▶ EXERCISE DESCRIPTION: Tally every line of the listing where the string "bunuri" is found, and state the total alone.

Figure content listings:
☆ ☆ ☆ ☆ ☆ ☆ ☆
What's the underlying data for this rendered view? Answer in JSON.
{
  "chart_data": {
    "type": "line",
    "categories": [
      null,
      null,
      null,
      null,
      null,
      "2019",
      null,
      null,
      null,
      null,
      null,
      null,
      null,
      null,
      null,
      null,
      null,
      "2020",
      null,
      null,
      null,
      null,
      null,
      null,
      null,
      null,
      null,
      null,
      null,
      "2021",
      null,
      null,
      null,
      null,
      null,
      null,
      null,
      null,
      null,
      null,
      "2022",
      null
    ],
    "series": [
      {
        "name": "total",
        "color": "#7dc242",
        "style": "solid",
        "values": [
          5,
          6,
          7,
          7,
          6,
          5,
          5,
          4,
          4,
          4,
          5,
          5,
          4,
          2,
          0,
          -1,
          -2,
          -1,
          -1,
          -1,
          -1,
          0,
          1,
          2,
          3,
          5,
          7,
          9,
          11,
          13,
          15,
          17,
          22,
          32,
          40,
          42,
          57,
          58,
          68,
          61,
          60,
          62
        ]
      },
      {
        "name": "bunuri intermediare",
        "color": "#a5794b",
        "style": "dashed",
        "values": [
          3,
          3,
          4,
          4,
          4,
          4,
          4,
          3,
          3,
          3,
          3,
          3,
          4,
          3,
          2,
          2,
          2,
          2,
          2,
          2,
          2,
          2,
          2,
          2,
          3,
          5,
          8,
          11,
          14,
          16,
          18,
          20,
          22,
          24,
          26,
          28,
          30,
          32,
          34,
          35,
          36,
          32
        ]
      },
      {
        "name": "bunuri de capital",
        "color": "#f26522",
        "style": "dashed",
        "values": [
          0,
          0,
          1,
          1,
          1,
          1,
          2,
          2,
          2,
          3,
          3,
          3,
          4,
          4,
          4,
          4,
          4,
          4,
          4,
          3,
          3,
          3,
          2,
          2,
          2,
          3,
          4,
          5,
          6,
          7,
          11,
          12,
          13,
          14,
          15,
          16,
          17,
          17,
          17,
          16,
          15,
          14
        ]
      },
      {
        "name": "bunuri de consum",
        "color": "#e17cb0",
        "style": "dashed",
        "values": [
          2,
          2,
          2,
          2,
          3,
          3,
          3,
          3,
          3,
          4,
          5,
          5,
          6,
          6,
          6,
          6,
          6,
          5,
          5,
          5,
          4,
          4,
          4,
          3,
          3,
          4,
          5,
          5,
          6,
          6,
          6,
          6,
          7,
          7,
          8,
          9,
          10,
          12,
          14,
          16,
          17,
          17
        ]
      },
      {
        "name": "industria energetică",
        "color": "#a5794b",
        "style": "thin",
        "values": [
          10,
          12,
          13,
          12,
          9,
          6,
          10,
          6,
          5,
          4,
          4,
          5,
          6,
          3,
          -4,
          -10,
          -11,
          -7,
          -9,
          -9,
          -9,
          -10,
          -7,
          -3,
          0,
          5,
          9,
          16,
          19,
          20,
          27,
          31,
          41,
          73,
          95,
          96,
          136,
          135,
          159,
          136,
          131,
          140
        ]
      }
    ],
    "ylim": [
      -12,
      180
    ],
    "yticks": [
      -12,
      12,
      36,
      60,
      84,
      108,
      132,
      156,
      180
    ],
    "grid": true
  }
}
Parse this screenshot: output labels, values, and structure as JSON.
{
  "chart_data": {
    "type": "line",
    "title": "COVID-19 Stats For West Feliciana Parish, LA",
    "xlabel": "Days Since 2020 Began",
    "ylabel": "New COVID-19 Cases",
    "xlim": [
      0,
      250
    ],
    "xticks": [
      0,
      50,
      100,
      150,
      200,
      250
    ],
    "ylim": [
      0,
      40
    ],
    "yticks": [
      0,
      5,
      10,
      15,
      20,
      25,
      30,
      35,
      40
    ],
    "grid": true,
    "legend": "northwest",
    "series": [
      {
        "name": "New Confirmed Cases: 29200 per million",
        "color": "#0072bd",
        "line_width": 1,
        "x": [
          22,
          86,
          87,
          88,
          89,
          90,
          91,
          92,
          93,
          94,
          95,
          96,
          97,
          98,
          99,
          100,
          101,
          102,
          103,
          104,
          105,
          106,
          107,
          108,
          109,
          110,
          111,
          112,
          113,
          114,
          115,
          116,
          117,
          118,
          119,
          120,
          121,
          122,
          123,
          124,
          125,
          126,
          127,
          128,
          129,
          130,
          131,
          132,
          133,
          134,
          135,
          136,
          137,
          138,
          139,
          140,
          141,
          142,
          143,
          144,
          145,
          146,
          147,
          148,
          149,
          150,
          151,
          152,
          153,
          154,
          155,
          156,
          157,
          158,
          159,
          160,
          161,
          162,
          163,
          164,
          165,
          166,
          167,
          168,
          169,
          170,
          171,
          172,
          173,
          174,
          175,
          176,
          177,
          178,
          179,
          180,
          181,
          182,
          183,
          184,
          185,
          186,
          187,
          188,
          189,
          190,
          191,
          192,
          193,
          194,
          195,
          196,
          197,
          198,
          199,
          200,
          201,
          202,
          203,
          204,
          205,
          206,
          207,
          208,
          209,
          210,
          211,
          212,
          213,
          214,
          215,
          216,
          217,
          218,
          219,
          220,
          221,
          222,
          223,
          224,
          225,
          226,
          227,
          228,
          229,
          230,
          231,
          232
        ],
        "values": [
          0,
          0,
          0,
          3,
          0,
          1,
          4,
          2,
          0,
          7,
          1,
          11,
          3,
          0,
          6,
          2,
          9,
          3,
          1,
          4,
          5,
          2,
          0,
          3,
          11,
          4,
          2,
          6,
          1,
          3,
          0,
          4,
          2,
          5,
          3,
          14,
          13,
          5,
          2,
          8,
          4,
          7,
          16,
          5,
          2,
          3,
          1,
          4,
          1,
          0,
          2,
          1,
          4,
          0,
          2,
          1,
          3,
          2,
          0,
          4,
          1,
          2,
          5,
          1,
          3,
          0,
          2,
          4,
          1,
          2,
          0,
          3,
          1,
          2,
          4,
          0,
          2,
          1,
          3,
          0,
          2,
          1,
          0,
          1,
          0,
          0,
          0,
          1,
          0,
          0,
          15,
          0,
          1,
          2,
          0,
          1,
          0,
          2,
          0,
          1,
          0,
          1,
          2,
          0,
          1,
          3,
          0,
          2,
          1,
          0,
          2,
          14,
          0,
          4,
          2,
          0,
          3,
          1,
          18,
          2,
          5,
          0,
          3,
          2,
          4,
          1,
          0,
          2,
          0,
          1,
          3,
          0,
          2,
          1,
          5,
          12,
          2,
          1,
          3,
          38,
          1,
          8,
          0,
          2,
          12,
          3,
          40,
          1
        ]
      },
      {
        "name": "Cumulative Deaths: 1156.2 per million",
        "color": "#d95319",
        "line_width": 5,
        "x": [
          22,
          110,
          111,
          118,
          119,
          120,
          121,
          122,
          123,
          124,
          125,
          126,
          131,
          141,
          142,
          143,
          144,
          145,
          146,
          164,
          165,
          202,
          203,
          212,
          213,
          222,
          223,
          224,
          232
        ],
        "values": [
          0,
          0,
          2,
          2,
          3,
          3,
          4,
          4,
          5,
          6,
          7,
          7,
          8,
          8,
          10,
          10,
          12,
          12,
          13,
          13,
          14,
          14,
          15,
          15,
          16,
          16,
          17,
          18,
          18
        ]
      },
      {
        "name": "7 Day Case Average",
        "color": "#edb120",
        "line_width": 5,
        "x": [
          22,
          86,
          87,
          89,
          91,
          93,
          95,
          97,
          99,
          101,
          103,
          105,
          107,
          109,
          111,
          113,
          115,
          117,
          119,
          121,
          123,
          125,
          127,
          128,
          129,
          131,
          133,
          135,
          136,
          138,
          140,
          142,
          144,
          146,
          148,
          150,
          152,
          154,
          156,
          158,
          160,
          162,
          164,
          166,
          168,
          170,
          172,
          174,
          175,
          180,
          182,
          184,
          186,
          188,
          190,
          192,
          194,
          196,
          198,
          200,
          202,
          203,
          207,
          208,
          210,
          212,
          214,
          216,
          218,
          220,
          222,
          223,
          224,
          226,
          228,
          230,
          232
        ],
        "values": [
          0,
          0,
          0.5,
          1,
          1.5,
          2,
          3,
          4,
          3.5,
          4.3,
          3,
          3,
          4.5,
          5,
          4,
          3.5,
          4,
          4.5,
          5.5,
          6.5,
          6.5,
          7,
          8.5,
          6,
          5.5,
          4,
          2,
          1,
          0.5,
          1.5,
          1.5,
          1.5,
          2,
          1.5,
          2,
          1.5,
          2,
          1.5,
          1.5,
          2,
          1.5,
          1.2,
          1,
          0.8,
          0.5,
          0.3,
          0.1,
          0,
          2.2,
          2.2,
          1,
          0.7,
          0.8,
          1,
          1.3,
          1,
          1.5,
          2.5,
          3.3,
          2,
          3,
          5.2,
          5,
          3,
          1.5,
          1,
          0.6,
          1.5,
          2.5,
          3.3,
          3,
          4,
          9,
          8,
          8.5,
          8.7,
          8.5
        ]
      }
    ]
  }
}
☆ ☆ ☆ ☆ ☆ ☆ ☆
▶ FINISHED ANSWER: 3